# Given task
Which lines hold the word "What"? Copy each of them from the material.

Stored data:
^^^^^^^^

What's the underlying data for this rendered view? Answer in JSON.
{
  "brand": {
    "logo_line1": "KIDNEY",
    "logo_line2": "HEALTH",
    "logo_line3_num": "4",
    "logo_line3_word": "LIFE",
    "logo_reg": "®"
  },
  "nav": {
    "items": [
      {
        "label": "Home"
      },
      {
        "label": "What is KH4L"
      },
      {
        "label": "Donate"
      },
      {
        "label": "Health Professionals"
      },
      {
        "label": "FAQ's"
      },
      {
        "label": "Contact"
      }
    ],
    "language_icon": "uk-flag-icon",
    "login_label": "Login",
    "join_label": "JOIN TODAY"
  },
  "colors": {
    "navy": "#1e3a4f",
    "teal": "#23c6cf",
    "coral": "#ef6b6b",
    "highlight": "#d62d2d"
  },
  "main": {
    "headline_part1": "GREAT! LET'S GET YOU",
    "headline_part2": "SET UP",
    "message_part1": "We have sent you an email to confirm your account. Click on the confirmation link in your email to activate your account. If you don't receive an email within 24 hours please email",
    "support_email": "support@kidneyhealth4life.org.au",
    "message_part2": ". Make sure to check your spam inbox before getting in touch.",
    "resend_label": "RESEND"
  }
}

^^^^^^^^

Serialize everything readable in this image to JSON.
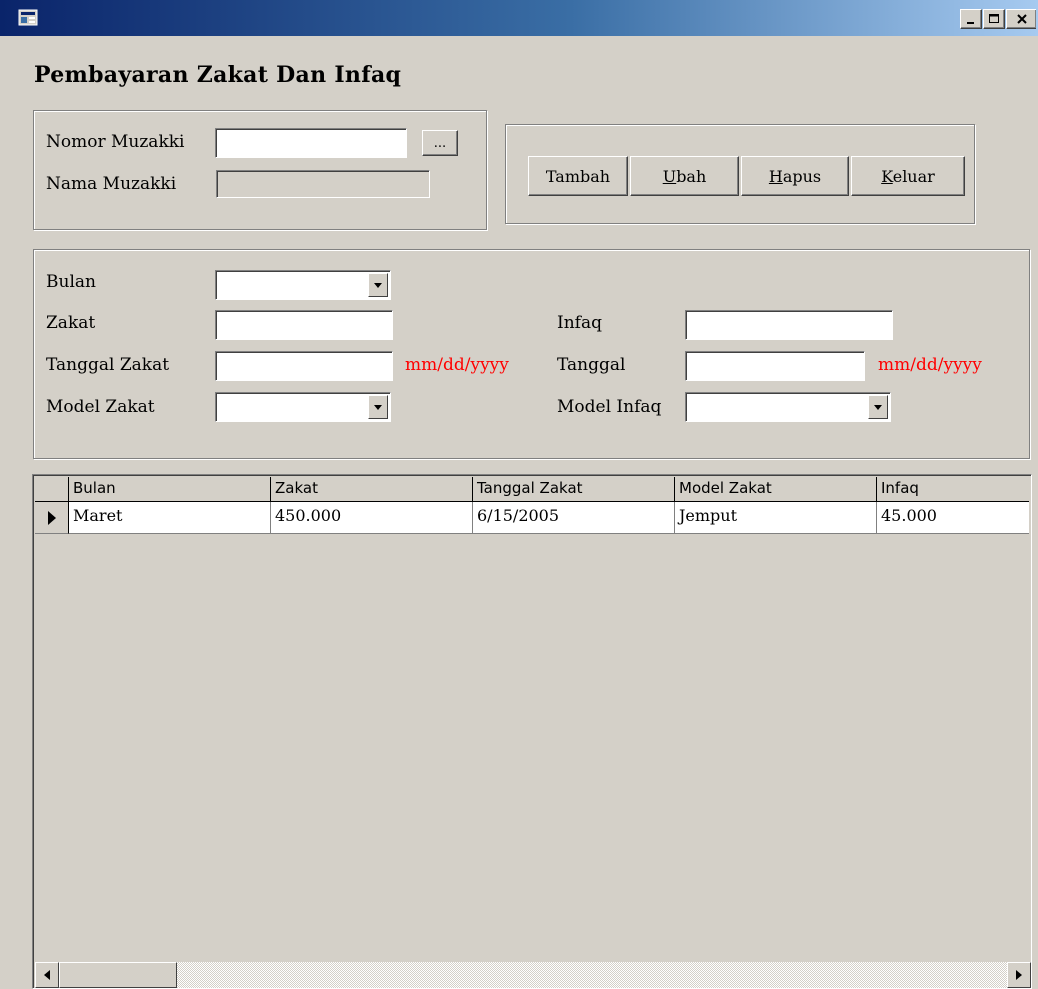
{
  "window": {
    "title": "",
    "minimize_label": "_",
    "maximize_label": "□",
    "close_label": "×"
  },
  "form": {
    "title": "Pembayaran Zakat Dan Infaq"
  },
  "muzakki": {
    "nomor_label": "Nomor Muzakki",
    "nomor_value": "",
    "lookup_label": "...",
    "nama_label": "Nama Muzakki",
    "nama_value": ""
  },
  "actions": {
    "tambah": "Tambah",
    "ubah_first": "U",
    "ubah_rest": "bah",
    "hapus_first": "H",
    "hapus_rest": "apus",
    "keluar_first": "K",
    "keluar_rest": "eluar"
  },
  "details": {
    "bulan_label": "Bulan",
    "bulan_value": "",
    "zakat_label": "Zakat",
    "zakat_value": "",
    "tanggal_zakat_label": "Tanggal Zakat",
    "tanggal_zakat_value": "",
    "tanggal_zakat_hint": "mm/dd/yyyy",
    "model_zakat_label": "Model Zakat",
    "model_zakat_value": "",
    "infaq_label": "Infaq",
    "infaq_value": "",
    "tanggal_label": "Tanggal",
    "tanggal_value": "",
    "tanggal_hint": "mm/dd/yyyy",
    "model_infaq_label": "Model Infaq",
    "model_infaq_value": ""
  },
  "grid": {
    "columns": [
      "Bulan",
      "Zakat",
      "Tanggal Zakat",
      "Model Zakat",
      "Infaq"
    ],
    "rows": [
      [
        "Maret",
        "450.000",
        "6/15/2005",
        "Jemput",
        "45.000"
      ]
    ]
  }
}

^^^^^^^^

# Response for this exercise
What's the underlying data for this rendered view? Answer in JSON.
        "label": "What is KH4L"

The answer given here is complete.